Dataset items

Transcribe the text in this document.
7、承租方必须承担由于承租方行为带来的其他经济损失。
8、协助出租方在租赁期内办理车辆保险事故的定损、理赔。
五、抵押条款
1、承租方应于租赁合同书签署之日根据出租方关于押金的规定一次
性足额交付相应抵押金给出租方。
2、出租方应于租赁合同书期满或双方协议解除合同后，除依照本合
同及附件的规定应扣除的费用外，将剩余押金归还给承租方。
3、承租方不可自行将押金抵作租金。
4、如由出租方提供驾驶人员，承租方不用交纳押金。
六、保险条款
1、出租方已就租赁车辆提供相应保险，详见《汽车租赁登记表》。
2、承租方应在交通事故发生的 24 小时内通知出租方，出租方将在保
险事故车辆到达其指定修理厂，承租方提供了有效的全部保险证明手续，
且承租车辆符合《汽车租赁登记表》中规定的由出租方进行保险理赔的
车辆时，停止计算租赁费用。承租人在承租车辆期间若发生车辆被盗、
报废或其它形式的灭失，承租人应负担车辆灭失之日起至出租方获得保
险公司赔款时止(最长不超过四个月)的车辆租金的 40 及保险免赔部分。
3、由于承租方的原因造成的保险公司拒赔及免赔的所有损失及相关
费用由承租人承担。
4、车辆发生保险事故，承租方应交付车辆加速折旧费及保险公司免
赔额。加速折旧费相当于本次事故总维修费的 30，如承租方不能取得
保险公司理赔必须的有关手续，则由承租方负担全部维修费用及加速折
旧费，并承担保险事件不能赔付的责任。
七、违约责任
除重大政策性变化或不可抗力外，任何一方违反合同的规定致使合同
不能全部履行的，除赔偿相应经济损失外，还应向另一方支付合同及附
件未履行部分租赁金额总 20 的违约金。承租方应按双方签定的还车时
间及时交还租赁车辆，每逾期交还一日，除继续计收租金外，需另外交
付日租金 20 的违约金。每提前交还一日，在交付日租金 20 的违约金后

→ **DO THIS**
Give the material above again, word for word.

→ **RESPONSE**
Transcribe the text in this document.
7、承租方必须承担由于承租方行为带来的其他经济损失。
8、协助出租方在租赁期内办理车辆保险事故的定损、理赔。
五、抵押条款
1、承租方应于租赁合同书签署之日根据出租方关于押金的规定一次
性足额交付相应抵押金给出租方。
2、出租方应于租赁合同书期满或双方协议解除合同后，除依照本合
同及附件的规定应扣除的费用外，将剩余押金归还给承租方。
3、承租方不可自行将押金抵作租金。
4、如由出租方提供驾驶人员，承租方不用交纳押金。
六、保险条款
1、出租方已就租赁车辆提供相应保险，详见《汽车租赁登记表》。
2、承租方应在交通事故发生的 24 小时内通知出租方，出租方将在保
险事故车辆到达其指定修理厂，承租方提供了有效的全部保险证明手续，
且承租车辆符合《汽车租赁登记表》中规定的由出租方进行保险理赔的
车辆时，停止计算租赁费用。承租人在承租车辆期间若发生车辆被盗、
报废或其它形式的灭失，承租人应负担车辆灭失之日起至出租方获得保
险公司赔款时止(最长不超过四个月)的车辆租金的 40 及保险免赔部分。
3、由于承租方的原因造成的保险公司拒赔及免赔的所有损失及相关
费用由承租人承担。
4、车辆发生保险事故，承租方应交付车辆加速折旧费及保险公司免
赔额。加速折旧费相当于本次事故总维修费的 30，如承租方不能取得
保险公司理赔必须的有关手续，则由承租方负担全部维修费用及加速折
旧费，并承担保险事件不能赔付的责任。
七、违约责任
除重大政策性变化或不可抗力外，任何一方违反合同的规定致使合同
不能全部履行的，除赔偿相应经济损失外，还应向另一方支付合同及附
件未履行部分租赁金额总 20 的违约金。承租方应按双方签定的还车时
间及时交还租赁车辆，每逾期交还一日，除继续计收租金外，需另外交
付日租金 20 的违约金。每提前交还一日，在交付日租金 20 的违约金后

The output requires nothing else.